(Saved entries)
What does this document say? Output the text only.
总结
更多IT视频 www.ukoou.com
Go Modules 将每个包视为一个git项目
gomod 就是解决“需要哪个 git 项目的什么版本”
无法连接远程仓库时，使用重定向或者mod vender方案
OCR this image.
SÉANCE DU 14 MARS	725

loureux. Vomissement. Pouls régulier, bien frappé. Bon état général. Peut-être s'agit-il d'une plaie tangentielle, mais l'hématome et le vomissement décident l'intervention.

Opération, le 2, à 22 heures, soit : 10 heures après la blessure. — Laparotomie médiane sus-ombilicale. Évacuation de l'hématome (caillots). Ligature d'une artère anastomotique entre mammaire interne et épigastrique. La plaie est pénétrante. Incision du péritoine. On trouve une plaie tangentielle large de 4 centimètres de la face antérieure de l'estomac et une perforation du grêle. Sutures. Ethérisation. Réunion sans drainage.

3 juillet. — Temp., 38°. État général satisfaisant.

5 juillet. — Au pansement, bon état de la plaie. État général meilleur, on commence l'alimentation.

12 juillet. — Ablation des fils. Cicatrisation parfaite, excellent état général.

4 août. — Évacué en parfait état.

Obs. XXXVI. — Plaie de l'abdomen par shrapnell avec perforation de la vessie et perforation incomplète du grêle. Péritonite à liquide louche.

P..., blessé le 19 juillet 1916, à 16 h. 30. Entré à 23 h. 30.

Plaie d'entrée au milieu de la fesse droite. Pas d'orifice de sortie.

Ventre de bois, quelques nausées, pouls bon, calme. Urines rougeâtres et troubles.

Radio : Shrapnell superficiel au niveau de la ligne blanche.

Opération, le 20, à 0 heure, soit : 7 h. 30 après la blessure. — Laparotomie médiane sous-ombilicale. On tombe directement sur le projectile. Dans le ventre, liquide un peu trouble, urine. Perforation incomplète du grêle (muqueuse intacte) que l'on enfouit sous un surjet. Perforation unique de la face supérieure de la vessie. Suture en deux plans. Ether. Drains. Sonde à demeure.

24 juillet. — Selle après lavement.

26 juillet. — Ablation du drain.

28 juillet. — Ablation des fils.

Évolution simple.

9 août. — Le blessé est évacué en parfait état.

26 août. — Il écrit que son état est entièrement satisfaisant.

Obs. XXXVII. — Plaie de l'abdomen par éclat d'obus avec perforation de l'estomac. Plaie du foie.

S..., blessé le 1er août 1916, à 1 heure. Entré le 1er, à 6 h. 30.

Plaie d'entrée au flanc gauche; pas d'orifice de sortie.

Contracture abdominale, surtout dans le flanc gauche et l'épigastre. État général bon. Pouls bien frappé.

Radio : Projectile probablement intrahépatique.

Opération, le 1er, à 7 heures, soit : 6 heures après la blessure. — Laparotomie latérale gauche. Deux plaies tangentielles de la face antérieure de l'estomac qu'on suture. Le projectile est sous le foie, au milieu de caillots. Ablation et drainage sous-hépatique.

(INSTRUCTIONS FOR THE TASK) Select every line where the word "liquide" occurs.

(COMPLETE ANSWER)
Obs. XXXVI. — Plaie de l'abdomen par shrapnell avec perforation de la vessie et perforation incomplète du grêle. Péritonite à liquide louche.
Opération, le 20, à 0 heure, soit : 7 h. 30 après la blessure. — Laparotomie médiane sous-ombilicale. On tombe directement sur le projectile. Dans le ventre, liquide un peu trouble, urine. Perforation incomplète du grêle (muqueuse intacte) que l'on enfouit sous un surjet. Perforation unique de la face supérieure de la vessie. Suture en deux plans. Ether. Drains. Sonde à demeure.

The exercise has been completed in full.